Exercise task: Within the records that follow, find every line containing the string "name". Copy those lines.

Dataset records on visual material:

** Start **

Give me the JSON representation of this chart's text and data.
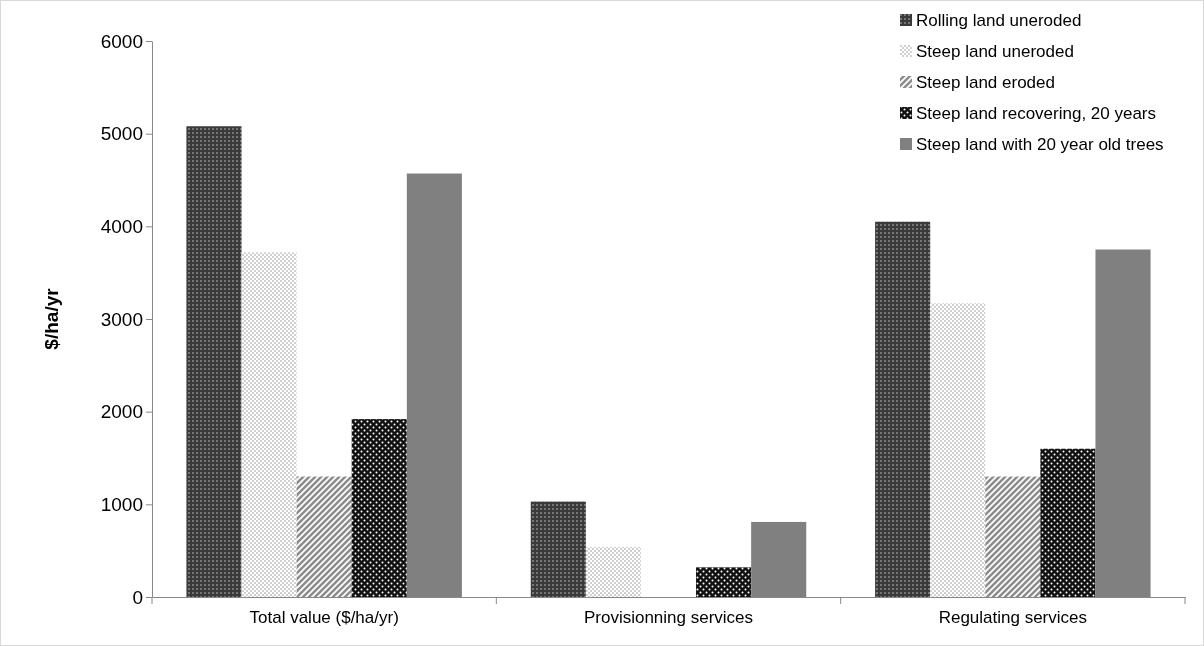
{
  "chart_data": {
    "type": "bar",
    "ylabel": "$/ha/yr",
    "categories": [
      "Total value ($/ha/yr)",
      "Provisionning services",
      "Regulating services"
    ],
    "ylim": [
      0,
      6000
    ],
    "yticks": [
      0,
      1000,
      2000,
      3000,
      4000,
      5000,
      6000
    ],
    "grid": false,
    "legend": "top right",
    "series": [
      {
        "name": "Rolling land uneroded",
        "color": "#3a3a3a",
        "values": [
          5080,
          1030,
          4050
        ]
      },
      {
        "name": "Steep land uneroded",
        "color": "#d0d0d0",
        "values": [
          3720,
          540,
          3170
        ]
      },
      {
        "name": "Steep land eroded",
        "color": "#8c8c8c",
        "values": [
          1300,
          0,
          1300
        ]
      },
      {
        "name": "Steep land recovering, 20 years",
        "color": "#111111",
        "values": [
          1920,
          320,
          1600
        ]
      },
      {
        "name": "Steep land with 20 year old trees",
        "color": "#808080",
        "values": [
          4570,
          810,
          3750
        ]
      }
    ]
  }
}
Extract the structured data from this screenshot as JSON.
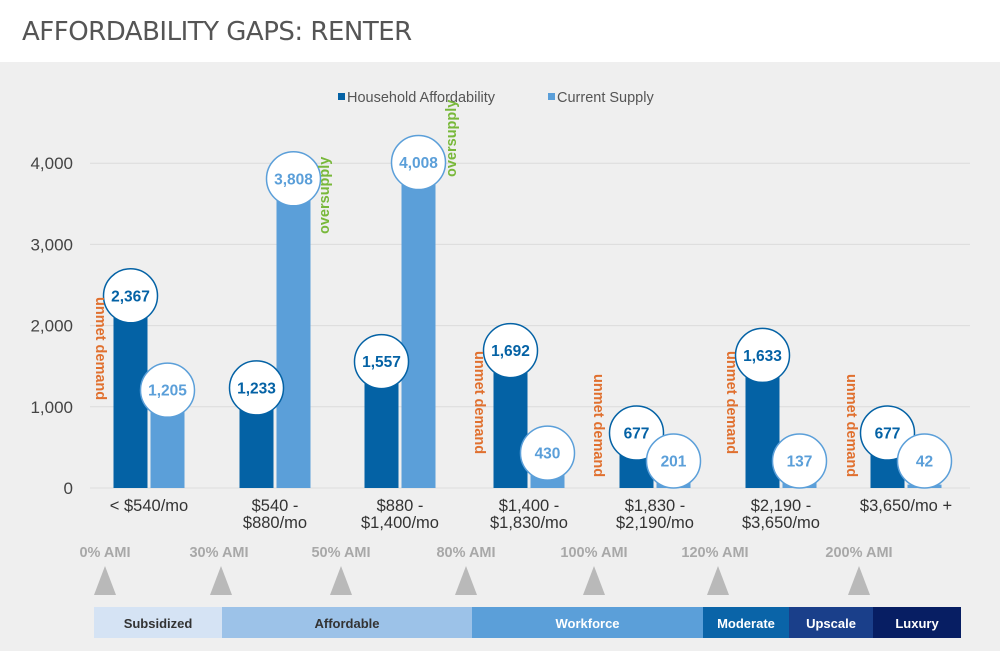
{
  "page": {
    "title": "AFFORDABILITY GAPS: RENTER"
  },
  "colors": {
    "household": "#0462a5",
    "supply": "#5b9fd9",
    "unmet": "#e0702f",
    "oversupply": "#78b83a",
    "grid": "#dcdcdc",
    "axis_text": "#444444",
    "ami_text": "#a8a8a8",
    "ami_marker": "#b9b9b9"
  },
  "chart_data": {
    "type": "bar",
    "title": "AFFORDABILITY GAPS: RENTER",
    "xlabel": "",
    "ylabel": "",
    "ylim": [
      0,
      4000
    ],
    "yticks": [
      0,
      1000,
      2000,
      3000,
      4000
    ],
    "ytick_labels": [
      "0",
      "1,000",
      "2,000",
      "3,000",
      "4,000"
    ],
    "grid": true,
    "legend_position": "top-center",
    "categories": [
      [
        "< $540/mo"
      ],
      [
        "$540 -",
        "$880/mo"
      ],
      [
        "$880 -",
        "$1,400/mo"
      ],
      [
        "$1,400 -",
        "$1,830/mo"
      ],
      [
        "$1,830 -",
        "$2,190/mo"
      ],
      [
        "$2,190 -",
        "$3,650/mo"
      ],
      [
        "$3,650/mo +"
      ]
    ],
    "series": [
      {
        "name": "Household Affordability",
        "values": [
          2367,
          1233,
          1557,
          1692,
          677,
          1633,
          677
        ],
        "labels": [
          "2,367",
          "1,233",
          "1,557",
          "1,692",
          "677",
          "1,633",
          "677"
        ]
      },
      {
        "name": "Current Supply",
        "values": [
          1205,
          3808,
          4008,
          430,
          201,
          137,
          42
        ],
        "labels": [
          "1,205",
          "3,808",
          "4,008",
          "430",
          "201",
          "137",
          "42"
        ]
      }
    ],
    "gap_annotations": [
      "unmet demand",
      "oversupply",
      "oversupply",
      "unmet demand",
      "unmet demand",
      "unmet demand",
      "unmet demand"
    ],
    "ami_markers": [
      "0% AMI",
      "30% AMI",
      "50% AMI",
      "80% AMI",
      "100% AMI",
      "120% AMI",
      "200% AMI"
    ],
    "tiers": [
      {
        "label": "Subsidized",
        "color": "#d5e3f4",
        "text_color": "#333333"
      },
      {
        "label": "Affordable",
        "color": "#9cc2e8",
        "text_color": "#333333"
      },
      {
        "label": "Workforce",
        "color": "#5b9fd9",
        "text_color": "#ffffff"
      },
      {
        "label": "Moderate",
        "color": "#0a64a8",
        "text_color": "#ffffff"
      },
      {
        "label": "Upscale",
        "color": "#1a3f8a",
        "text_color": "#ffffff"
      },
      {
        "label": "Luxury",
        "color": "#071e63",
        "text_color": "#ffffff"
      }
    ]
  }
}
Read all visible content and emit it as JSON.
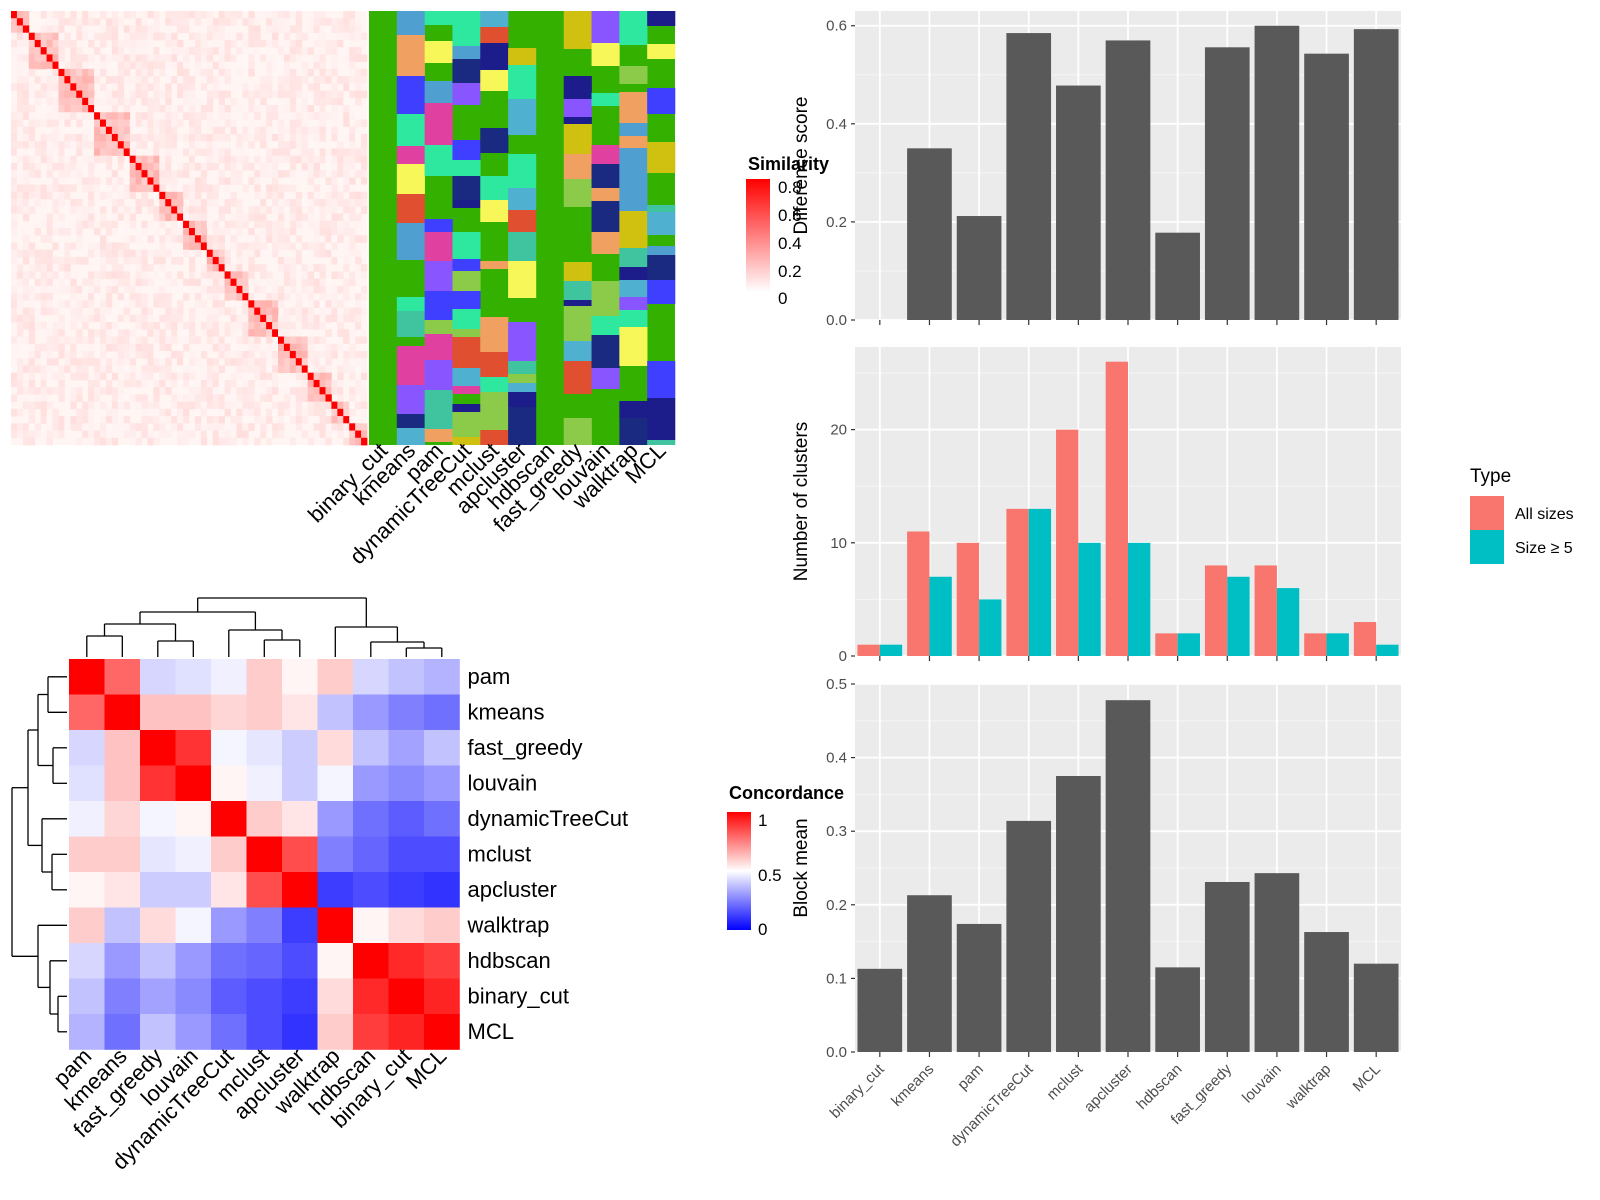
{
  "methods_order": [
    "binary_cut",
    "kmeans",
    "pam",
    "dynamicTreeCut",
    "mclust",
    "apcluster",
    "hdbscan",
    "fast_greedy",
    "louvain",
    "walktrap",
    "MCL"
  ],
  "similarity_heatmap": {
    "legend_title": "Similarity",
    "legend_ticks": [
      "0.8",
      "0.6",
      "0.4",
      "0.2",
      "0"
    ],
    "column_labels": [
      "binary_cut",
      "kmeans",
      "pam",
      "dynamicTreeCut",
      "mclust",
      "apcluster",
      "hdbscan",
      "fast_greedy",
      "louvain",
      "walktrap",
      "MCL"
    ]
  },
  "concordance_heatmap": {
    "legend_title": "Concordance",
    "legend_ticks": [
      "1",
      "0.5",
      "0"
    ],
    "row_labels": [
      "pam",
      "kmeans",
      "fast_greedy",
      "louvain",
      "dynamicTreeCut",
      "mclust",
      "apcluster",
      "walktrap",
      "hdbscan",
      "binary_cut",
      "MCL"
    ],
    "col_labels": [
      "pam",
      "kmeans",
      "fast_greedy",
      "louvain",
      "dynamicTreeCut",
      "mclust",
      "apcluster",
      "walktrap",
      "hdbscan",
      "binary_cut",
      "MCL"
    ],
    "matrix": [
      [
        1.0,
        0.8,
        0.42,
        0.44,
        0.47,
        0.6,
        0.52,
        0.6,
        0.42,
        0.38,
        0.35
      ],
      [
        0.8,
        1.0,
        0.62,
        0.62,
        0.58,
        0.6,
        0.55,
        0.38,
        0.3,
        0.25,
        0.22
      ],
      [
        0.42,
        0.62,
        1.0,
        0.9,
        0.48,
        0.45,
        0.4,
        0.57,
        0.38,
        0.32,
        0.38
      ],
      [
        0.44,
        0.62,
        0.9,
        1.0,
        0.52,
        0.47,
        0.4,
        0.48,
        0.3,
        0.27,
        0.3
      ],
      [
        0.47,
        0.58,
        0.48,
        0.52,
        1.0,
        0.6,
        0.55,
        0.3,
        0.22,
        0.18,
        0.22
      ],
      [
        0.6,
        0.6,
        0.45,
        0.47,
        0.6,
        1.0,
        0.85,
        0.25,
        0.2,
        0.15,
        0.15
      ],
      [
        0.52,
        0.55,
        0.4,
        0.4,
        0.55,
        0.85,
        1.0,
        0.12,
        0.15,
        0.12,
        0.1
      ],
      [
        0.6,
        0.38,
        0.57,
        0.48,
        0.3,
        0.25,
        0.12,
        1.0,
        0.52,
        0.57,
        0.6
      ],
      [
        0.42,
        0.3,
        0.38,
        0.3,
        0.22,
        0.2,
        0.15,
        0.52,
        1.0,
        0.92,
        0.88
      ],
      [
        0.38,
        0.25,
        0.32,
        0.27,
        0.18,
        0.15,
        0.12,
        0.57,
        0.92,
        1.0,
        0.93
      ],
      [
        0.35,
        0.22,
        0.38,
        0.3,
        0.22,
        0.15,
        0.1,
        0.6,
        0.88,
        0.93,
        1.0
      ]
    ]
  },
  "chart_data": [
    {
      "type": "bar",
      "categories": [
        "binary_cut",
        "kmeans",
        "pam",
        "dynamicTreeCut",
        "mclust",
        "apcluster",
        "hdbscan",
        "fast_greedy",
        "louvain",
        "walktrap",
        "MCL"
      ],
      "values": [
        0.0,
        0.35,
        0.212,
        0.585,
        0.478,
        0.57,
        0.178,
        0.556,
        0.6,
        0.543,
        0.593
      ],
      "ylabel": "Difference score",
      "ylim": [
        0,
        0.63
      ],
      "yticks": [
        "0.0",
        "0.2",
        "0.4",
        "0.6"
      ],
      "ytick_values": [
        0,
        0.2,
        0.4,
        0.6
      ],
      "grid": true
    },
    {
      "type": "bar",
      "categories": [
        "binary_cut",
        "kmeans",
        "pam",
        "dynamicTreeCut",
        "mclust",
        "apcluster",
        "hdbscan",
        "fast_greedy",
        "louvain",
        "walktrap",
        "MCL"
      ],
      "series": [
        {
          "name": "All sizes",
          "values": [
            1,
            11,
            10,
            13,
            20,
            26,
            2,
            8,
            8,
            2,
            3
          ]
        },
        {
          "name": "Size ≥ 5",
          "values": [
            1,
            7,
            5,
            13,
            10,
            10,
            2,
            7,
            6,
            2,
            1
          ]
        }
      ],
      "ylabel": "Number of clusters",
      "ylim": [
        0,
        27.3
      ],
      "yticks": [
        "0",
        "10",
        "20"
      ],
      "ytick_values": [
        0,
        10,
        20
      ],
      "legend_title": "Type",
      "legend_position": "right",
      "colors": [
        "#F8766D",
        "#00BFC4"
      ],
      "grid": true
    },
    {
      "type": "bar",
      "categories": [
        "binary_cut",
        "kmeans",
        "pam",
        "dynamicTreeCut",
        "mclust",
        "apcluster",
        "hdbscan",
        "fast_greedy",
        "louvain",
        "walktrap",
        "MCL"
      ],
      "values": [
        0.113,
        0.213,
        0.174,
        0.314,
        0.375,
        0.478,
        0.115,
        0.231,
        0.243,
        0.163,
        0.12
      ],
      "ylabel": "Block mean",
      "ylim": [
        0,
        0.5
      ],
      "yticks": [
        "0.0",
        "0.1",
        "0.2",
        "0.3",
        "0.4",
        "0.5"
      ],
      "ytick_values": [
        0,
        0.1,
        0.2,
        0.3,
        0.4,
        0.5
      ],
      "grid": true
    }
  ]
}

** End **
** Start **

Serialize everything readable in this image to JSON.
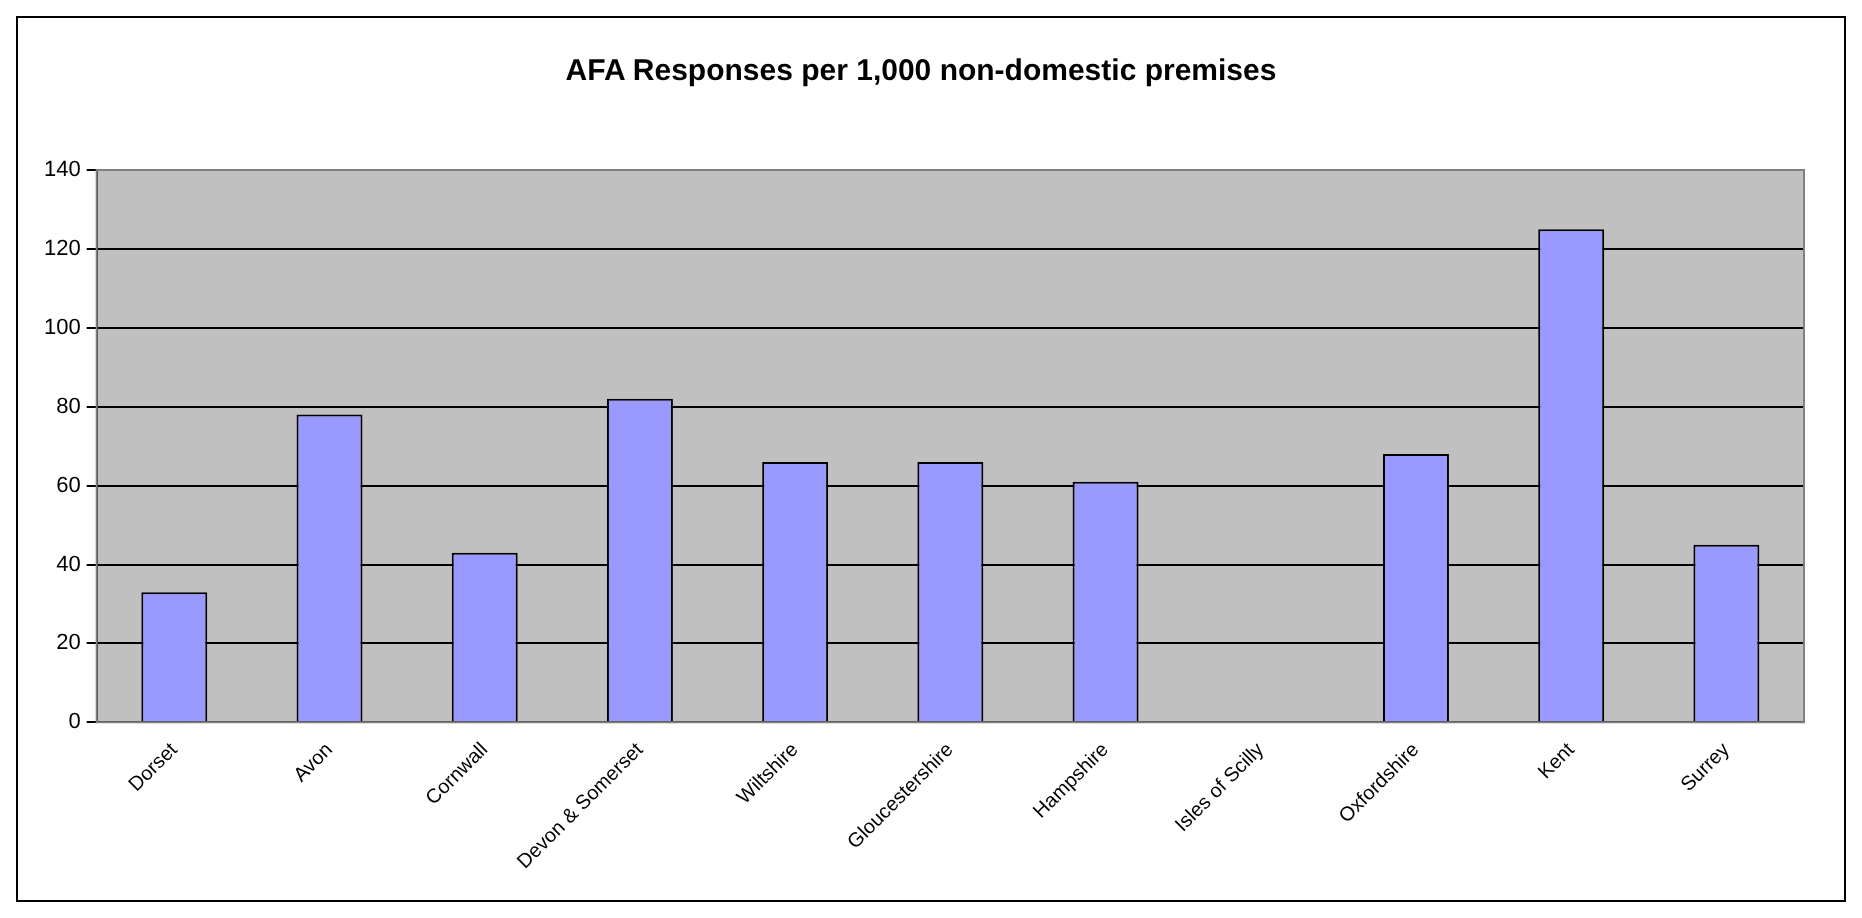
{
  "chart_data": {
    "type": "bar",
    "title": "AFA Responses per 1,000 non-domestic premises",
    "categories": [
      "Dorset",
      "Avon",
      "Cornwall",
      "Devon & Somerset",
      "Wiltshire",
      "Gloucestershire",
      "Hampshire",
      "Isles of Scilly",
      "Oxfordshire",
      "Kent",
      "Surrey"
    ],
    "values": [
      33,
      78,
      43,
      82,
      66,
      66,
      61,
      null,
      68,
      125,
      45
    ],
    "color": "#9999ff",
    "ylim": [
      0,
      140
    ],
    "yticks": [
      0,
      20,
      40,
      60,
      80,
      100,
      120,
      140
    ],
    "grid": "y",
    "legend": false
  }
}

** End **

Answer:
        "name": "Rolling land uneroded",
        "name": "Steep land uneroded",
        "name": "Steep land eroded",
        "name": "Steep land recovering, 20 years",
        "name": "Steep land with 20 year old trees",
        "name": "Household Affordability",
        "name": "Current Supply",
          "name": "All sizes",
          "name": "Size ≥ 5",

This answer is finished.